_Data excerpts:_
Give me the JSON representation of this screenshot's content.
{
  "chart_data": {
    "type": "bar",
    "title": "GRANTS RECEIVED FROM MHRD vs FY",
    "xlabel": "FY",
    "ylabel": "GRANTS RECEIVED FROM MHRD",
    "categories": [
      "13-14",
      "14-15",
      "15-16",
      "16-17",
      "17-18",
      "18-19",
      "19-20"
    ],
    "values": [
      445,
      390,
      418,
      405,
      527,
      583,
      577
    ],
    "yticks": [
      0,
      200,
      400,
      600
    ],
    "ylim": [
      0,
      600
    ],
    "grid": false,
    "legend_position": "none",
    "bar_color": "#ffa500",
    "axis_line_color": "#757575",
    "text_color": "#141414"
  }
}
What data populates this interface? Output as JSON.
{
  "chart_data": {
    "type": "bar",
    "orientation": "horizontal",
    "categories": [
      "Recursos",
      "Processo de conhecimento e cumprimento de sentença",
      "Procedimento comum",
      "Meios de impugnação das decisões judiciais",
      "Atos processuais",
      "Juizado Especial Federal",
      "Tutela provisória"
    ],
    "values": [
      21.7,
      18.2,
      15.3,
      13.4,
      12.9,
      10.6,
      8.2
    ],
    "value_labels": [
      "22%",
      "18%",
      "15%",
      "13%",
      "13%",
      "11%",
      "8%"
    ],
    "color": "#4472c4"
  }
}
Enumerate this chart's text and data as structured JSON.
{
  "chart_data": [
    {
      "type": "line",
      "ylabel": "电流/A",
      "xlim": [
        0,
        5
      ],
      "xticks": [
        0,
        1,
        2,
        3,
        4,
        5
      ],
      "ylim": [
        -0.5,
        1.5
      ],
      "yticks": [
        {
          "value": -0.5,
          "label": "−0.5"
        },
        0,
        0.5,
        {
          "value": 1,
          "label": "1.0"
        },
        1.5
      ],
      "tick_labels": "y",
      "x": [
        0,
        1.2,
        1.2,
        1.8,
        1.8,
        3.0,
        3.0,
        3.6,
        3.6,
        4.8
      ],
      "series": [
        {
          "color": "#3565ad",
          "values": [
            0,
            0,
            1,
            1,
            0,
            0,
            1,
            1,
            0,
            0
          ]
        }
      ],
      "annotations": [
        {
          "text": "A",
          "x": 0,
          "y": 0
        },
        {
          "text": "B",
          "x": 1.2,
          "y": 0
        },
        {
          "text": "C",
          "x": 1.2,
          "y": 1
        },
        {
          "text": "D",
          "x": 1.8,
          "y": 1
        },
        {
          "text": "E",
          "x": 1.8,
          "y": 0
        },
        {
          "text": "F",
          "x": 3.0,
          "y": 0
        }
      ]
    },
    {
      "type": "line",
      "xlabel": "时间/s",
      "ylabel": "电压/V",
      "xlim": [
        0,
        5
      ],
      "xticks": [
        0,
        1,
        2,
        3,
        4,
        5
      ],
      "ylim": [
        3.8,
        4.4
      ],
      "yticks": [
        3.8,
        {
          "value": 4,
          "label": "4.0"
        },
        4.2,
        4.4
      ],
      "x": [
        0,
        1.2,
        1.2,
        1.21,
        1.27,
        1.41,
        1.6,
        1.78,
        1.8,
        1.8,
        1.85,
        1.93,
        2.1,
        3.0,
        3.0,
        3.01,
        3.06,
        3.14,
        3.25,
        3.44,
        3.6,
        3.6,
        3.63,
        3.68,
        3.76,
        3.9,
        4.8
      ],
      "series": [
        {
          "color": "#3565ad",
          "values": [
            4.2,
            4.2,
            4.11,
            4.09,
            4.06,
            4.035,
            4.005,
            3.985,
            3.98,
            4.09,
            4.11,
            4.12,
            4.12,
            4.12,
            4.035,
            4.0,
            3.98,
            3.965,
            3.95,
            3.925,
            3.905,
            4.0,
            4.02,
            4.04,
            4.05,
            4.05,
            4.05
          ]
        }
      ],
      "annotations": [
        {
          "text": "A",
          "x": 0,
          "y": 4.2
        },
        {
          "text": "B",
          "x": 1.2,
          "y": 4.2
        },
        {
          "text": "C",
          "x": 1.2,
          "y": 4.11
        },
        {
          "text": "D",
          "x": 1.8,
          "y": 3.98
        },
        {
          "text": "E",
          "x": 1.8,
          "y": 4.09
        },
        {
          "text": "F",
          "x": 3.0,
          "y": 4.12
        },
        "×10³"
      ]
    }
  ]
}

_Given instruction:_
Copy all of the material word for word.

_Reply to the exercise:_
Give me the JSON representation of this screenshot's content.
{
  "chart_data": {
    "type": "bar",
    "title": "GRANTS RECEIVED FROM MHRD vs FY",
    "xlabel": "FY",
    "ylabel": "GRANTS RECEIVED FROM MHRD",
    "categories": [
      "13-14",
      "14-15",
      "15-16",
      "16-17",
      "17-18",
      "18-19",
      "19-20"
    ],
    "values": [
      445,
      390,
      418,
      405,
      527,
      583,
      577
    ],
    "yticks": [
      0,
      200,
      400,
      600
    ],
    "ylim": [
      0,
      600
    ],
    "grid": false,
    "legend_position": "none",
    "bar_color": "#ffa500",
    "axis_line_color": "#757575",
    "text_color": "#141414"
  }
}
What data populates this interface? Output as JSON.
{
  "chart_data": {
    "type": "bar",
    "orientation": "horizontal",
    "categories": [
      "Recursos",
      "Processo de conhecimento e cumprimento de sentença",
      "Procedimento comum",
      "Meios de impugnação das decisões judiciais",
      "Atos processuais",
      "Juizado Especial Federal",
      "Tutela provisória"
    ],
    "values": [
      21.7,
      18.2,
      15.3,
      13.4,
      12.9,
      10.6,
      8.2
    ],
    "value_labels": [
      "22%",
      "18%",
      "15%",
      "13%",
      "13%",
      "11%",
      "8%"
    ],
    "color": "#4472c4"
  }
}
Enumerate this chart's text and data as structured JSON.
{
  "chart_data": [
    {
      "type": "line",
      "ylabel": "电流/A",
      "xlim": [
        0,
        5
      ],
      "xticks": [
        0,
        1,
        2,
        3,
        4,
        5
      ],
      "ylim": [
        -0.5,
        1.5
      ],
      "yticks": [
        {
          "value": -0.5,
          "label": "−0.5"
        },
        0,
        0.5,
        {
          "value": 1,
          "label": "1.0"
        },
        1.5
      ],
      "tick_labels": "y",
      "x": [
        0,
        1.2,
        1.2,
        1.8,
        1.8,
        3.0,
        3.0,
        3.6,
        3.6,
        4.8
      ],
      "series": [
        {
          "color": "#3565ad",
          "values": [
            0,
            0,
            1,
            1,
            0,
            0,
            1,
            1,
            0,
            0
          ]
        }
      ],
      "annotations": [
        {
          "text": "A",
          "x": 0,
          "y": 0
        },
        {
          "text": "B",
          "x": 1.2,
          "y": 0
        },
        {
          "text": "C",
          "x": 1.2,
          "y": 1
        },
        {
          "text": "D",
          "x": 1.8,
          "y": 1
        },
        {
          "text": "E",
          "x": 1.8,
          "y": 0
        },
        {
          "text": "F",
          "x": 3.0,
          "y": 0
        }
      ]
    },
    {
      "type": "line",
      "xlabel": "时间/s",
      "ylabel": "电压/V",
      "xlim": [
        0,
        5
      ],
      "xticks": [
        0,
        1,
        2,
        3,
        4,
        5
      ],
      "ylim": [
        3.8,
        4.4
      ],
      "yticks": [
        3.8,
        {
          "value": 4,
          "label": "4.0"
        },
        4.2,
        4.4
      ],
      "x": [
        0,
        1.2,
        1.2,
        1.21,
        1.27,
        1.41,
        1.6,
        1.78,
        1.8,
        1.8,
        1.85,
        1.93,
        2.1,
        3.0,
        3.0,
        3.01,
        3.06,
        3.14,
        3.25,
        3.44,
        3.6,
        3.6,
        3.63,
        3.68,
        3.76,
        3.9,
        4.8
      ],
      "series": [
        {
          "color": "#3565ad",
          "values": [
            4.2,
            4.2,
            4.11,
            4.09,
            4.06,
            4.035,
            4.005,
            3.985,
            3.98,
            4.09,
            4.11,
            4.12,
            4.12,
            4.12,
            4.035,
            4.0,
            3.98,
            3.965,
            3.95,
            3.925,
            3.905,
            4.0,
            4.02,
            4.04,
            4.05,
            4.05,
            4.05
          ]
        }
      ],
      "annotations": [
        {
          "text": "A",
          "x": 0,
          "y": 4.2
        },
        {
          "text": "B",
          "x": 1.2,
          "y": 4.2
        },
        {
          "text": "C",
          "x": 1.2,
          "y": 4.11
        },
        {
          "text": "D",
          "x": 1.8,
          "y": 3.98
        },
        {
          "text": "E",
          "x": 1.8,
          "y": 4.09
        },
        {
          "text": "F",
          "x": 3.0,
          "y": 4.12
        },
        "×10³"
      ]
    }
  ]
}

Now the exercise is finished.